**Provided data:**
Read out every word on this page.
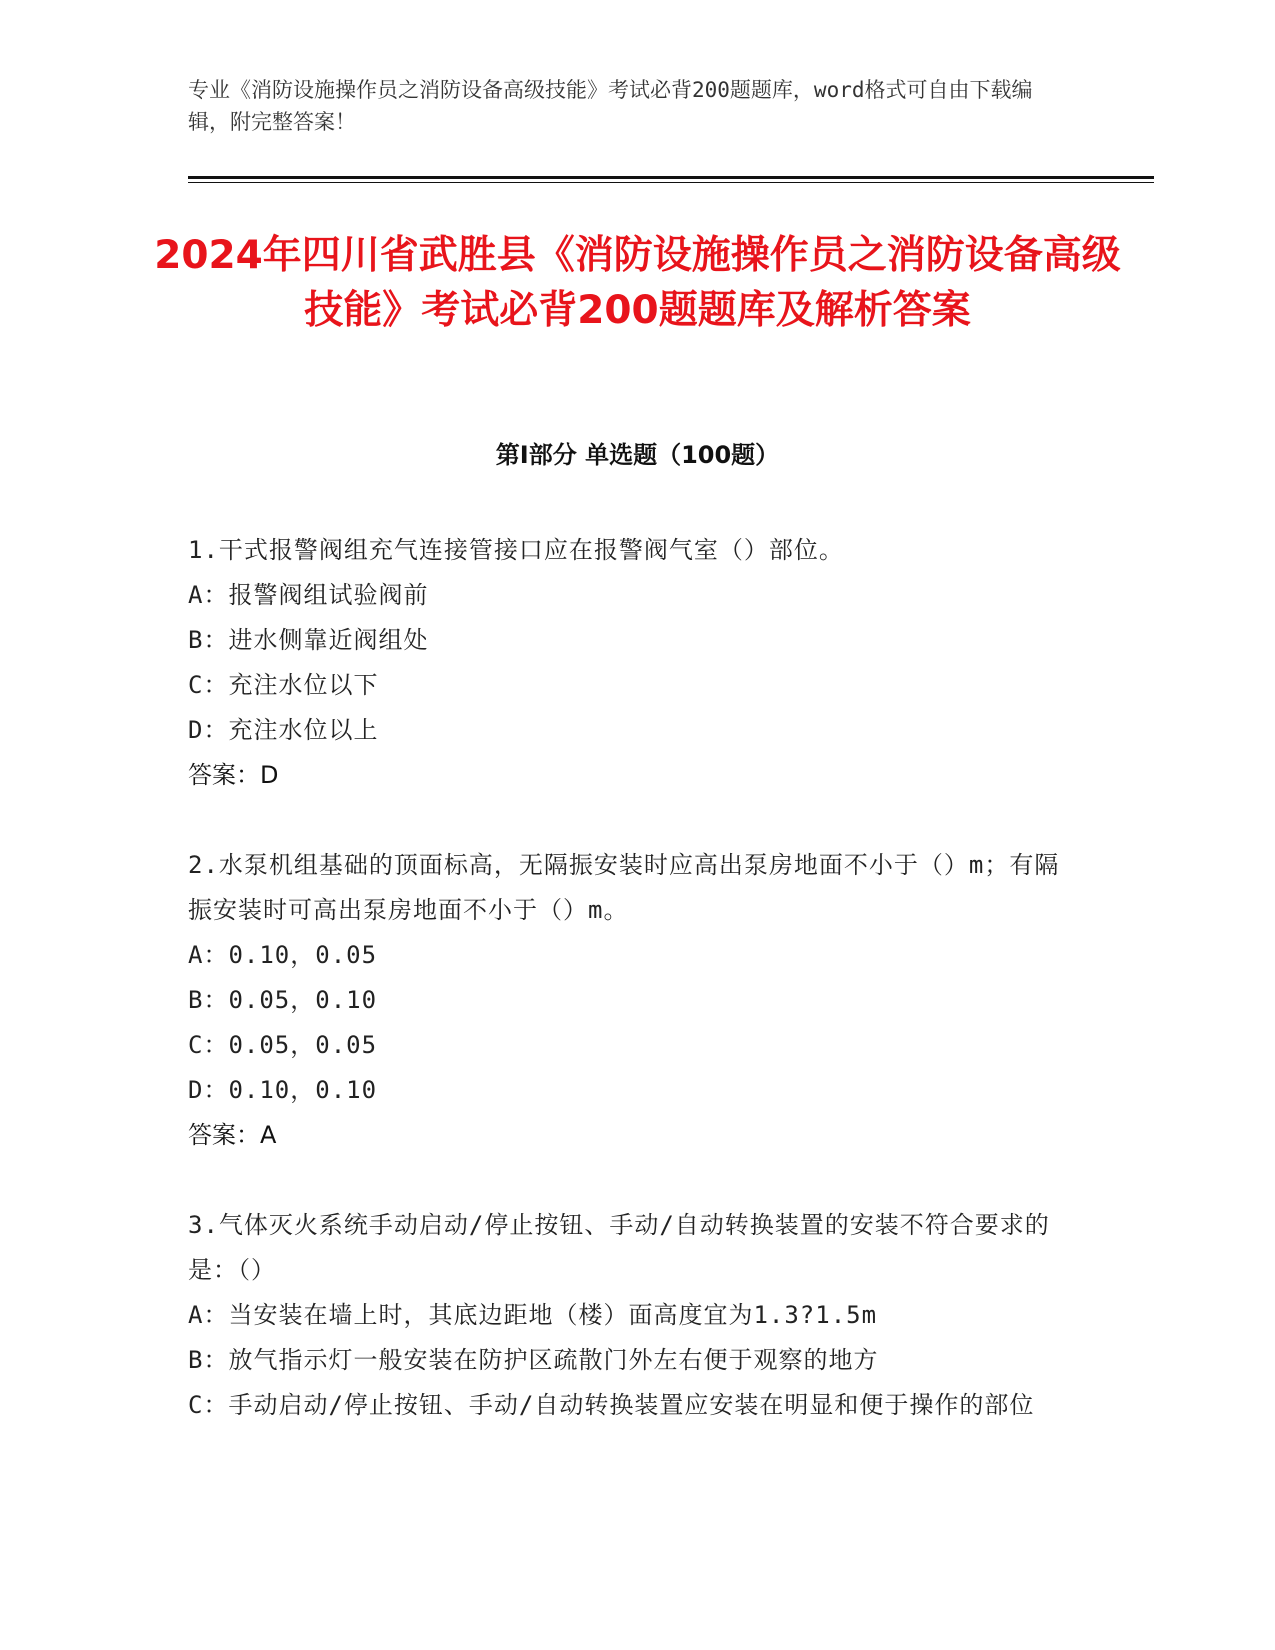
专业《消防设施操作员之消防设备高级技能》考试必背200题题库，word格式可自由下载编辑，附完整答案！
2024年四川省武胜县《消防设施操作员之消防设备高级技能》考试必背200题题库及解析答案
第Ⅰ部分 单选题（100题）
1.干式报警阀组充气连接管接口应在报警阀气室（）部位。
A：报警阀组试验阀前
B：进水侧靠近阀组处
C：充注水位以下
D：充注水位以上
答案：D
2.水泵机组基础的顶面标高，无隔振安装时应高出泵房地面不小于（）m；有隔振安装时可高出泵房地面不小于（）m。
A：0.10，0.05
B：0.05，0.10
C：0.05，0.05
D：0.10，0.10
答案：A
3.气体灭火系统手动启动/停止按钮、手动/自动转换装置的安装不符合要求的是：（）
A：当安装在墙上时，其底边距地（楼）面高度宜为1.3?1.5m
B：放气指示灯一般安装在防护区疏散门外左右便于观察的地方
C：手动启动/停止按钮、手动/自动转换装置应安装在明显和便于操作的部位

**To be done:**
Please set down each line of the data above exactly as written, without the pictures.

**Output of the exercise:**
Read out every word on this page.
专业《消防设施操作员之消防设备高级技能》考试必背200题题库，word格式可自由下载编辑，附完整答案！
2024年四川省武胜县《消防设施操作员之消防设备高级技能》考试必背200题题库及解析答案
第Ⅰ部分 单选题（100题）
1.干式报警阀组充气连接管接口应在报警阀气室（）部位。
A：报警阀组试验阀前
B：进水侧靠近阀组处
C：充注水位以下
D：充注水位以上
答案：D
2.水泵机组基础的顶面标高，无隔振安装时应高出泵房地面不小于（）m；有隔振安装时可高出泵房地面不小于（）m。
A：0.10，0.05
B：0.05，0.10
C：0.05，0.05
D：0.10，0.10
答案：A
3.气体灭火系统手动启动/停止按钮、手动/自动转换装置的安装不符合要求的是：（）
A：当安装在墙上时，其底边距地（楼）面高度宜为1.3?1.5m
B：放气指示灯一般安装在防护区疏散门外左右便于观察的地方
C：手动启动/停止按钮、手动/自动转换装置应安装在明显和便于操作的部位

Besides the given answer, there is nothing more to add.